#### [Records provided]
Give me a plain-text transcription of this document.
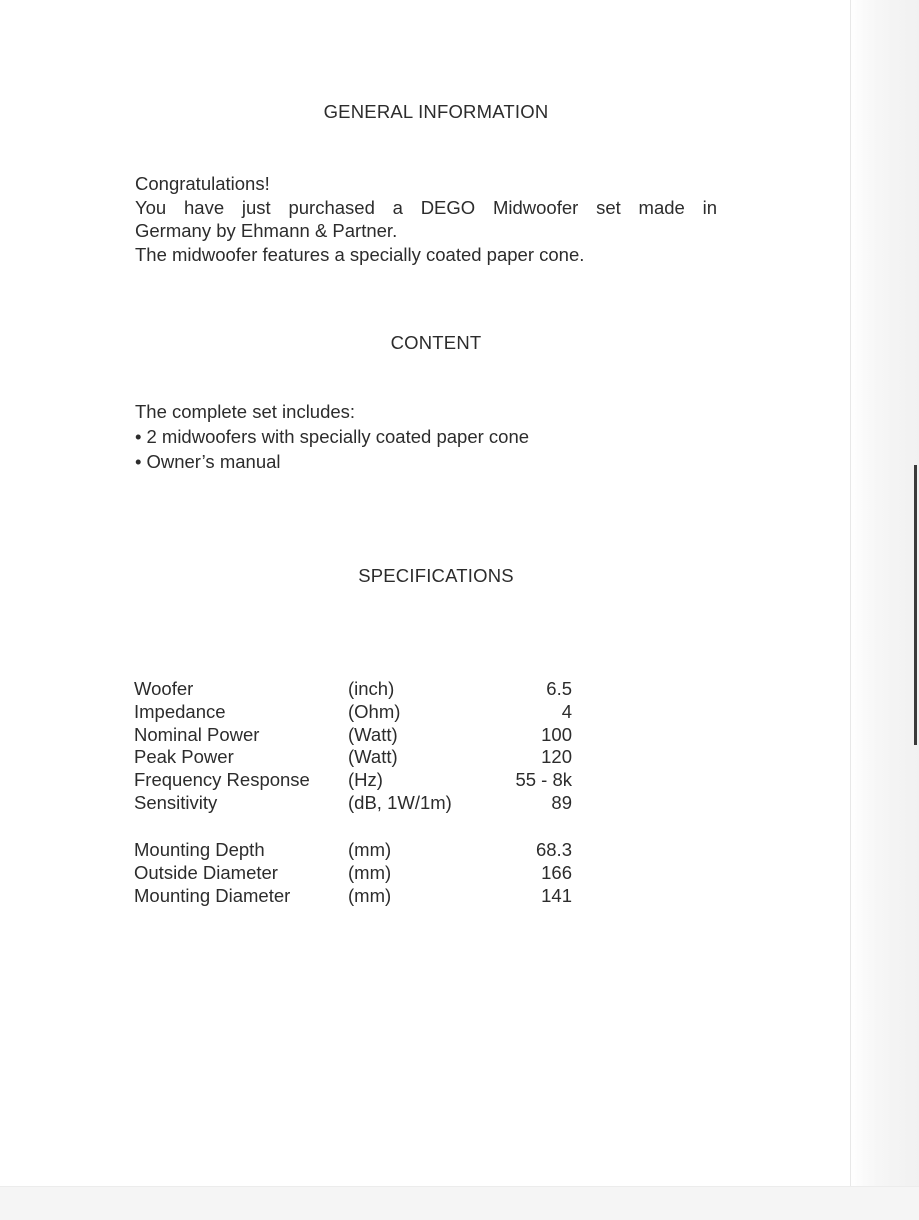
GENERAL INFORMATION
Congratulations!
You have just purchased a DEGO Midwoofer set made in
Germany by Ehmann & Partner.
The midwoofer features a specially coated paper cone.
CONTENT
The complete set includes:
• 2 midwoofers with specially coated paper cone
• Owner’s manual
SPECIFICATIONS
Woofer	(inch)	6.5
Impedance	(Ohm)	4
Nominal Power	(Watt)	100
Peak Power	(Watt)	120
Frequency Response	(Hz)	55 - 8k
Sensitivity	(dB, 1W/1m)	89
Mounting Depth	(mm)	68.3
Outside Diameter	(mm)	166
Mounting Diameter	(mm)	141
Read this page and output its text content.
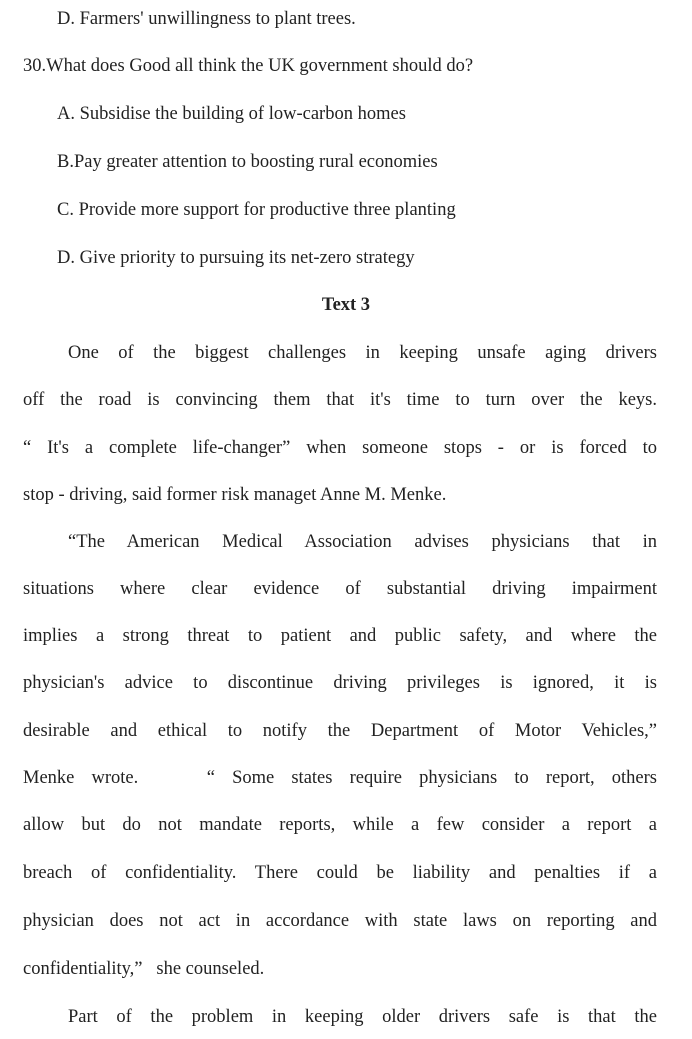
D. Farmers' unwillingness to plant trees.
30.What does Good all think the UK government should do?
A. Subsidise the building of low-carbon homes
B.Pay greater attention to boosting rural economies
C. Provide more support for productive three planting
D. Give priority to pursuing its net-zero strategy
Text 3
One of the biggest challenges in keeping unsafe aging drivers
off the road is convincing them that it's time to turn over the keys.
“ It's a complete life-changer” when someone stops - or is forced to
stop - driving, said former risk managet Anne M. Menke.
“The American Medical Association advises physicians that in
situations where clear evidence of substantial driving impairment
implies a strong threat to patient and public safety, and where the
physician's advice to discontinue driving privileges is ignored, it is
desirable and ethical to notify the Department of Motor Vehicles,”
Menke wrote.    “ Some states require physicians to report, others
allow but do not mandate reports, while a few consider a report a
breach of confidentiality. There could be liability and penalties if a
physician does not act in accordance with state laws on reporting and
confidentiality,”   she counseled.
Part of the problem in keeping older drivers safe is that the
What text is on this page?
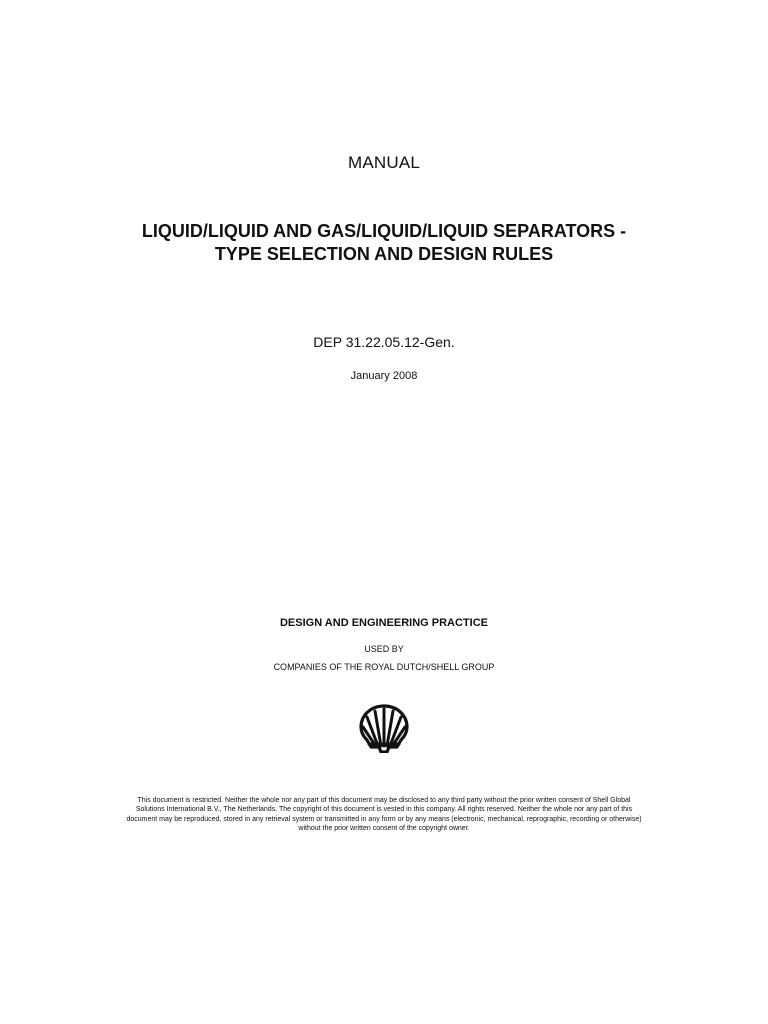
MANUAL
LIQUID/LIQUID AND GAS/LIQUID/LIQUID SEPARATORS -
TYPE SELECTION AND DESIGN RULES
DEP 31.22.05.12-Gen.
January 2008
DESIGN AND ENGINEERING PRACTICE
USED BY
COMPANIES OF THE ROYAL DUTCH/SHELL GROUP
This document is restricted. Neither the whole nor any part of this document may be disclosed to any third party without the prior written consent of Shell Global
Solutions International B.V., The Netherlands. The copyright of this document is vested in this company. All rights reserved. Neither the whole nor any part of this
document may be reproduced, stored in any retrieval system or transmitted in any form or by any means (electronic, mechanical, reprographic, recording or otherwise)
without the prior written consent of the copyright owner.
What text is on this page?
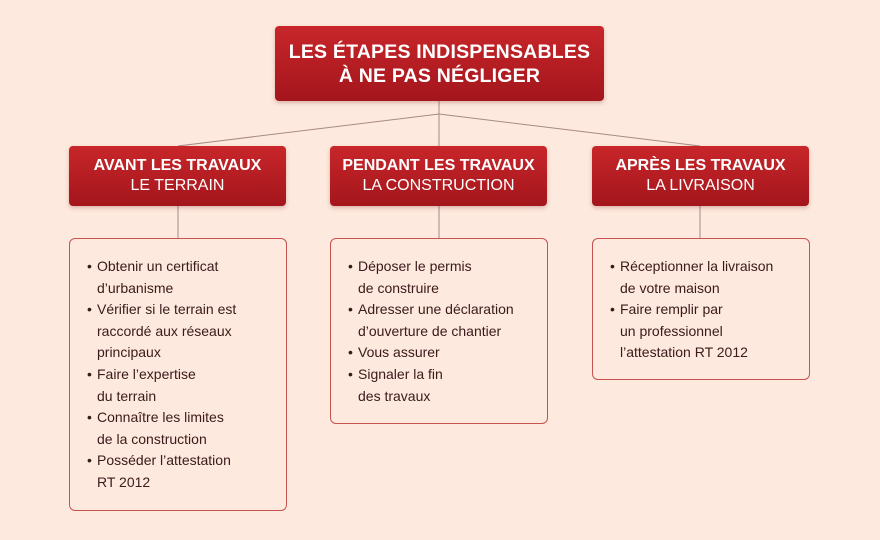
LES ÉTAPES INDISPENSABLES
À NE PAS NÉGLIGER
AVANT LES TRAVAUX
LE TERRAIN
PENDANT LES TRAVAUX
LA CONSTRUCTION
APRÈS LES TRAVAUX
LA LIVRAISON
• Obtenir un certificat
d’urbanisme
• Vérifier si le terrain est
raccordé aux réseaux
principaux
• Faire l’expertise
du terrain
• Connaître les limites
de la construction
• Posséder l’attestation
RT 2012
• Déposer le permis
de construire
• Adresser une déclaration
d’ouverture de chantier
• Vous assurer
• Signaler la fin
des travaux
• Réceptionner la livraison
de votre maison
• Faire remplir par
un professionnel
l’attestation RT 2012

#### [Work to be completed]
Omit the pictures, then output the rest of the listing exactly.

#### [The completed task]
Give me a plain-text transcription of this document.
GENERAL INFORMATION
Congratulations!
You have just purchased a DEGO Midwoofer set made in
Germany by Ehmann & Partner.
The midwoofer features a specially coated paper cone.
CONTENT
The complete set includes:
• 2 midwoofers with specially coated paper cone
• Owner’s manual
SPECIFICATIONS
Woofer	(inch)	6.5
Impedance	(Ohm)	4
Nominal Power	(Watt)	100
Peak Power	(Watt)	120
Frequency Response	(Hz)	55 - 8k
Sensitivity	(dB, 1W/1m)	89
Mounting Depth	(mm)	68.3
Outside Diameter	(mm)	166
Mounting Diameter	(mm)	141
Read this page and output its text content.
D. Farmers' unwillingness to plant trees.
30.What does Good all think the UK government should do?
A. Subsidise the building of low-carbon homes
B.Pay greater attention to boosting rural economies
C. Provide more support for productive three planting
D. Give priority to pursuing its net-zero strategy
Text 3
One of the biggest challenges in keeping unsafe aging drivers
off the road is convincing them that it's time to turn over the keys.
“ It's a complete life-changer” when someone stops - or is forced to
stop - driving, said former risk managet Anne M. Menke.
“The American Medical Association advises physicians that in
situations where clear evidence of substantial driving impairment
implies a strong threat to patient and public safety, and where the
physician's advice to discontinue driving privileges is ignored, it is
desirable and ethical to notify the Department of Motor Vehicles,”
Menke wrote.    “ Some states require physicians to report, others
allow but do not mandate reports, while a few consider a report a
breach of confidentiality. There could be liability and penalties if a
physician does not act in accordance with state laws on reporting and
confidentiality,”   she counseled.
Part of the problem in keeping older drivers safe is that the
What text is on this page?
MANUAL
LIQUID/LIQUID AND GAS/LIQUID/LIQUID SEPARATORS -
TYPE SELECTION AND DESIGN RULES
DEP 31.22.05.12-Gen.
January 2008
DESIGN AND ENGINEERING PRACTICE
USED BY
COMPANIES OF THE ROYAL DUTCH/SHELL GROUP
This document is restricted. Neither the whole nor any part of this document may be disclosed to any third party without the prior written consent of Shell Global
Solutions International B.V., The Netherlands. The copyright of this document is vested in this company. All rights reserved. Neither the whole nor any part of this
document may be reproduced, stored in any retrieval system or transmitted in any form or by any means (electronic, mechanical, reprographic, recording or otherwise)
without the prior written consent of the copyright owner.
What text is on this page?
LES ÉTAPES INDISPENSABLES
À NE PAS NÉGLIGER
AVANT LES TRAVAUX
LE TERRAIN
PENDANT LES TRAVAUX
LA CONSTRUCTION
APRÈS LES TRAVAUX
LA LIVRAISON
• Obtenir un certificat
d’urbanisme
• Vérifier si le terrain est
raccordé aux réseaux
principaux
• Faire l’expertise
du terrain
• Connaître les limites
de la construction
• Posséder l’attestation
RT 2012
• Déposer le permis
de construire
• Adresser une déclaration
d’ouverture de chantier
• Vous assurer
• Signaler la fin
des travaux
• Réceptionner la livraison
de votre maison
• Faire remplir par
un professionnel
l’attestation RT 2012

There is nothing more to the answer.